-- Start of RAW DATA --

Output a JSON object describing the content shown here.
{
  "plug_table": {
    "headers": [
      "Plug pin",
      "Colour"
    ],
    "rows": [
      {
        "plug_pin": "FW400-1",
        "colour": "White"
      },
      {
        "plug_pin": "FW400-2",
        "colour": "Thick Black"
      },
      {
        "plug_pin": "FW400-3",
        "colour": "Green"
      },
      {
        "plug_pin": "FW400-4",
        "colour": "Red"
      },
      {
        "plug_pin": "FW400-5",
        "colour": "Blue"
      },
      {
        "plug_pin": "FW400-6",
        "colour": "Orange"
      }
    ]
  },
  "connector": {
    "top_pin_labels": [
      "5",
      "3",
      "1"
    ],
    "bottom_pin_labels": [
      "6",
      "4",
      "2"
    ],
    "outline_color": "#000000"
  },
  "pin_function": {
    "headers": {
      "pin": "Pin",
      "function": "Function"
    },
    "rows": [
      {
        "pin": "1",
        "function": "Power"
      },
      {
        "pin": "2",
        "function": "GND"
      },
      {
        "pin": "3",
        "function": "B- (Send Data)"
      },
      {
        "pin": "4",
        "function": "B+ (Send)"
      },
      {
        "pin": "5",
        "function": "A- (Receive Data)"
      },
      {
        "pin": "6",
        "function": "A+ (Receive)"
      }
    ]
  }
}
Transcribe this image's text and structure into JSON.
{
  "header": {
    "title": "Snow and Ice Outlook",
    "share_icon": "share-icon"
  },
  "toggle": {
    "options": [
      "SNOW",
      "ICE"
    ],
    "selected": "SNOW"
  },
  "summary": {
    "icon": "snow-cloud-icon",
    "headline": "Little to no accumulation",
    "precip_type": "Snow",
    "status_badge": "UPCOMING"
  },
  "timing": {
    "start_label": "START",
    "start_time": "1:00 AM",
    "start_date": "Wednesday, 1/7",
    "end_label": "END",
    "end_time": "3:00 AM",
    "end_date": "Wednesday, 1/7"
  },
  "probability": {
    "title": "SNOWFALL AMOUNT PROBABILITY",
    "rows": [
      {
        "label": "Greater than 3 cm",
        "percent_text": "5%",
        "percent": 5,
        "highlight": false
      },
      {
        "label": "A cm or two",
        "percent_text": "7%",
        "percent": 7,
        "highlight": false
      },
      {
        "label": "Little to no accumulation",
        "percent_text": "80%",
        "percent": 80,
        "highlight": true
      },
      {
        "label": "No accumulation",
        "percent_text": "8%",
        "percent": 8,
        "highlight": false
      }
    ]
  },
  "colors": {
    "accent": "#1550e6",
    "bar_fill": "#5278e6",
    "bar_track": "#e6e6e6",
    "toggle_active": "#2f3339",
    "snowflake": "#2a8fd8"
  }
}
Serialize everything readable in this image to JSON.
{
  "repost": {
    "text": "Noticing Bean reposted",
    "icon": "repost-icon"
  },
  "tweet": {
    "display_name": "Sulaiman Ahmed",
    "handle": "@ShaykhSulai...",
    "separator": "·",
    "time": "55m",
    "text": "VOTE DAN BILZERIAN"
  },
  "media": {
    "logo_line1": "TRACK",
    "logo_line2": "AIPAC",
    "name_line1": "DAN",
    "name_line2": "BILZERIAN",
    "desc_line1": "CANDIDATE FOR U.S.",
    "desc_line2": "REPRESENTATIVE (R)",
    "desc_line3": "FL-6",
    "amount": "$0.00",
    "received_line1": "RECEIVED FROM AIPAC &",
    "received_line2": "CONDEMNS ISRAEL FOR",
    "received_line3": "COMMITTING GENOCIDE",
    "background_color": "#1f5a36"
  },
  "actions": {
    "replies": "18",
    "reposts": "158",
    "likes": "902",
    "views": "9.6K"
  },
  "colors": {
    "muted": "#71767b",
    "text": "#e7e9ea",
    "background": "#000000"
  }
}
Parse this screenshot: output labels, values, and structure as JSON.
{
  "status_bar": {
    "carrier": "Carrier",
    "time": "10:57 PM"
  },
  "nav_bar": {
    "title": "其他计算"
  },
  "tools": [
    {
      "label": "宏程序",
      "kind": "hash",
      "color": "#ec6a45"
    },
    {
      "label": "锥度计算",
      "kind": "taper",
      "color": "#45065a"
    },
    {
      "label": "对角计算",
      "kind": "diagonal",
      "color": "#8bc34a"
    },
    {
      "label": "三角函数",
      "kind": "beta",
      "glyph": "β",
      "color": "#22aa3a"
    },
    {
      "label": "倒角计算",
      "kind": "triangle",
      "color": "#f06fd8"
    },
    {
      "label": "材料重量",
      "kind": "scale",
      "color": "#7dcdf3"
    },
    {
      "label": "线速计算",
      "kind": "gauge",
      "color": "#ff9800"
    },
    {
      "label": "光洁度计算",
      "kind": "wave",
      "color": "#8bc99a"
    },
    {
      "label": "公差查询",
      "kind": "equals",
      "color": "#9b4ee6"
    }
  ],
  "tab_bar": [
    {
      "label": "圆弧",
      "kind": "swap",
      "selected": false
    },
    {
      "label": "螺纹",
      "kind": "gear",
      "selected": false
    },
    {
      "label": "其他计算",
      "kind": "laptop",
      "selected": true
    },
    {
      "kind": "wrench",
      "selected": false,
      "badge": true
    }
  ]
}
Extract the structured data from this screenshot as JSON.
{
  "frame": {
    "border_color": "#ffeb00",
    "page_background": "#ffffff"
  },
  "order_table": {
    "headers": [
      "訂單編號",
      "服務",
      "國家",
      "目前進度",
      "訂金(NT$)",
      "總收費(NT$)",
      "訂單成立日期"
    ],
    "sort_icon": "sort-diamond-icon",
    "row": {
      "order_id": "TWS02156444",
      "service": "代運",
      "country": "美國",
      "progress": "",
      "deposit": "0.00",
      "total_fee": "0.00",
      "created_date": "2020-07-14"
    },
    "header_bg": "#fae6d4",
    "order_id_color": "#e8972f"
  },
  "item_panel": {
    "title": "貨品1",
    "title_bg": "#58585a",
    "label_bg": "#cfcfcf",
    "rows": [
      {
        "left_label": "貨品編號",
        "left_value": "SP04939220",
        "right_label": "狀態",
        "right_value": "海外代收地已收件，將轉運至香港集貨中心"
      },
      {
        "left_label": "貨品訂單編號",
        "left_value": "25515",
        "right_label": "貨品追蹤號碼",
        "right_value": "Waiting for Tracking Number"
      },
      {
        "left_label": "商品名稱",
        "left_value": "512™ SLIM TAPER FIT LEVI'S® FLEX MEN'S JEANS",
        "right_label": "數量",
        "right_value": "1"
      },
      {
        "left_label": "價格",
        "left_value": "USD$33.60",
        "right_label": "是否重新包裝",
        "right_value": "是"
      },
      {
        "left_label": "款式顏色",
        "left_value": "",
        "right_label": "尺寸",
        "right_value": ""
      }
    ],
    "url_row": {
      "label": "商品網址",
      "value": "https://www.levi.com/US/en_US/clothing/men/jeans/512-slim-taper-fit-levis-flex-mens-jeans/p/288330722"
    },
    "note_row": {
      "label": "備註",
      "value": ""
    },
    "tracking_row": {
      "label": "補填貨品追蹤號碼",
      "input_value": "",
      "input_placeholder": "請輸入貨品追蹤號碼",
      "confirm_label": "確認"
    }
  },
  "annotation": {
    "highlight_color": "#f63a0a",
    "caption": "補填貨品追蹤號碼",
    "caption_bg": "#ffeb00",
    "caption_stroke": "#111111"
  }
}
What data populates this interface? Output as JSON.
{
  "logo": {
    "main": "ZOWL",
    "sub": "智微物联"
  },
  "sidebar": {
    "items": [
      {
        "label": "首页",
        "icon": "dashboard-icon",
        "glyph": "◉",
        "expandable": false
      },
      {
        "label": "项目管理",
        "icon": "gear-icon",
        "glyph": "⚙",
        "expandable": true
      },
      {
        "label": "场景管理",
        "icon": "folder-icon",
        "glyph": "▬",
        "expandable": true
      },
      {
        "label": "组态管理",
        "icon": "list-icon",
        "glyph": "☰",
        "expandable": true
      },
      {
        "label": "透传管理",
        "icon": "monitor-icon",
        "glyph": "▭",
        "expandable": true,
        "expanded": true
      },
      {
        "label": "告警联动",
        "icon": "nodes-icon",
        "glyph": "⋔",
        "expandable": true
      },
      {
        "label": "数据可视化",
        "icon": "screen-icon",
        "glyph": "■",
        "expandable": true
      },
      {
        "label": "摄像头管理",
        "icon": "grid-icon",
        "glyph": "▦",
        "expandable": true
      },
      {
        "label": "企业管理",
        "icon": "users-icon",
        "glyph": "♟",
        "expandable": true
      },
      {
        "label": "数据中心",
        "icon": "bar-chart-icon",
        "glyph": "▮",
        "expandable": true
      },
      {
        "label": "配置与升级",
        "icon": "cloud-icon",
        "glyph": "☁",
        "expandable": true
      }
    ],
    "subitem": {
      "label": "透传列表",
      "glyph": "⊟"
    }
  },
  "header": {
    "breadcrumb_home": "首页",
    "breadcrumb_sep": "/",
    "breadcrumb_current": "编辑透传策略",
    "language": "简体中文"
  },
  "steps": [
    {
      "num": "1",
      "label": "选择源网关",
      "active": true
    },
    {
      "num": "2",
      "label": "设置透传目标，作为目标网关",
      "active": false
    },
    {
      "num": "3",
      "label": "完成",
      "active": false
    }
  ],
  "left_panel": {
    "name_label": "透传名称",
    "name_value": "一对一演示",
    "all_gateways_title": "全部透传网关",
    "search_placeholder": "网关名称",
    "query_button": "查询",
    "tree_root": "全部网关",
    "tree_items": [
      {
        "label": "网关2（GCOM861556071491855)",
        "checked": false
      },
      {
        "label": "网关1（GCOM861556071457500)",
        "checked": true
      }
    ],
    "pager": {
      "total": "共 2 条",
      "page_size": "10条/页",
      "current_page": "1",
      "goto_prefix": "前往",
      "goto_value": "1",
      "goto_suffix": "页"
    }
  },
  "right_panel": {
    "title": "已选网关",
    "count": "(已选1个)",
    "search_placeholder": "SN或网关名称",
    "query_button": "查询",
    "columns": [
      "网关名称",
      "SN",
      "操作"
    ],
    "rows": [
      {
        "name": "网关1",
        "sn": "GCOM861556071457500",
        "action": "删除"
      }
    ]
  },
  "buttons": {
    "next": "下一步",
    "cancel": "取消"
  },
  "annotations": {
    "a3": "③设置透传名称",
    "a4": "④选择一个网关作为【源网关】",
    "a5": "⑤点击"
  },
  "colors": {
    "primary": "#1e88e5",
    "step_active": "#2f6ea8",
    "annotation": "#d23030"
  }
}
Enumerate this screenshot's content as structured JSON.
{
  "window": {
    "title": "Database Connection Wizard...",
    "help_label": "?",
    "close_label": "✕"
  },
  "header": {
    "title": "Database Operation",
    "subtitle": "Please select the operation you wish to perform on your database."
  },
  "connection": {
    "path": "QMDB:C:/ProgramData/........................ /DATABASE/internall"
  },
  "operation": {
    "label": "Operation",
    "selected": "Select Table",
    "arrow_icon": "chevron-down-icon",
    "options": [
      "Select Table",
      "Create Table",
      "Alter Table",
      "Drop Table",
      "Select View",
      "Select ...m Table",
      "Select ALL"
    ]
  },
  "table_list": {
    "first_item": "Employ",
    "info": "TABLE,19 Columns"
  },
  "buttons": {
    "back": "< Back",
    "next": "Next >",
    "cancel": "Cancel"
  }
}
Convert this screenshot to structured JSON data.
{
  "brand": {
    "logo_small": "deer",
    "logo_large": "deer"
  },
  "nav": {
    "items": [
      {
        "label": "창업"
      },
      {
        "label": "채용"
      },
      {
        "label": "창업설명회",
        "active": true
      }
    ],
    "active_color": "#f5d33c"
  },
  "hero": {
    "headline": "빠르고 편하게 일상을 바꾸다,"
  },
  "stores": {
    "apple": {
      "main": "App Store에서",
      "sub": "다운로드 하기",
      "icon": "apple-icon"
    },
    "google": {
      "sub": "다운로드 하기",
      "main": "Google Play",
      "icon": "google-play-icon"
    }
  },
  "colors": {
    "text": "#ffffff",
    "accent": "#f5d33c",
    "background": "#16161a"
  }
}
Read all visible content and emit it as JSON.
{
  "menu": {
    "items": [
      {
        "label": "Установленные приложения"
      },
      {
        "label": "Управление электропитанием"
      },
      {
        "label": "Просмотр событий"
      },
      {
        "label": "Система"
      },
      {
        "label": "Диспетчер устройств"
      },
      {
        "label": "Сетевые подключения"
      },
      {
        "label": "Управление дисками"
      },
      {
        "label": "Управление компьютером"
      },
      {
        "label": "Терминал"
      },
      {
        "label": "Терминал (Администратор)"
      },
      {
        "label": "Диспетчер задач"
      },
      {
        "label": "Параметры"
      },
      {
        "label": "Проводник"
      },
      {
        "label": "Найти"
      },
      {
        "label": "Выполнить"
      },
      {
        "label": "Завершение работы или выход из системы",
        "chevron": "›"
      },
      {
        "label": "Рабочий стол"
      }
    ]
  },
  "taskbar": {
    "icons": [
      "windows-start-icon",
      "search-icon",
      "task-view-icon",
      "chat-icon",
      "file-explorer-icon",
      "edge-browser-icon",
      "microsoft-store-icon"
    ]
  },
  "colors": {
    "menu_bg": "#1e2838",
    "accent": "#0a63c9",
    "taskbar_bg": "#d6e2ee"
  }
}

-- End of RAW DATA --

» WORK TO COMPLETE: Find how many of the lines above have the word "Управление" in them. State only that number.

» ANSWER TO THE PROBLEM: 3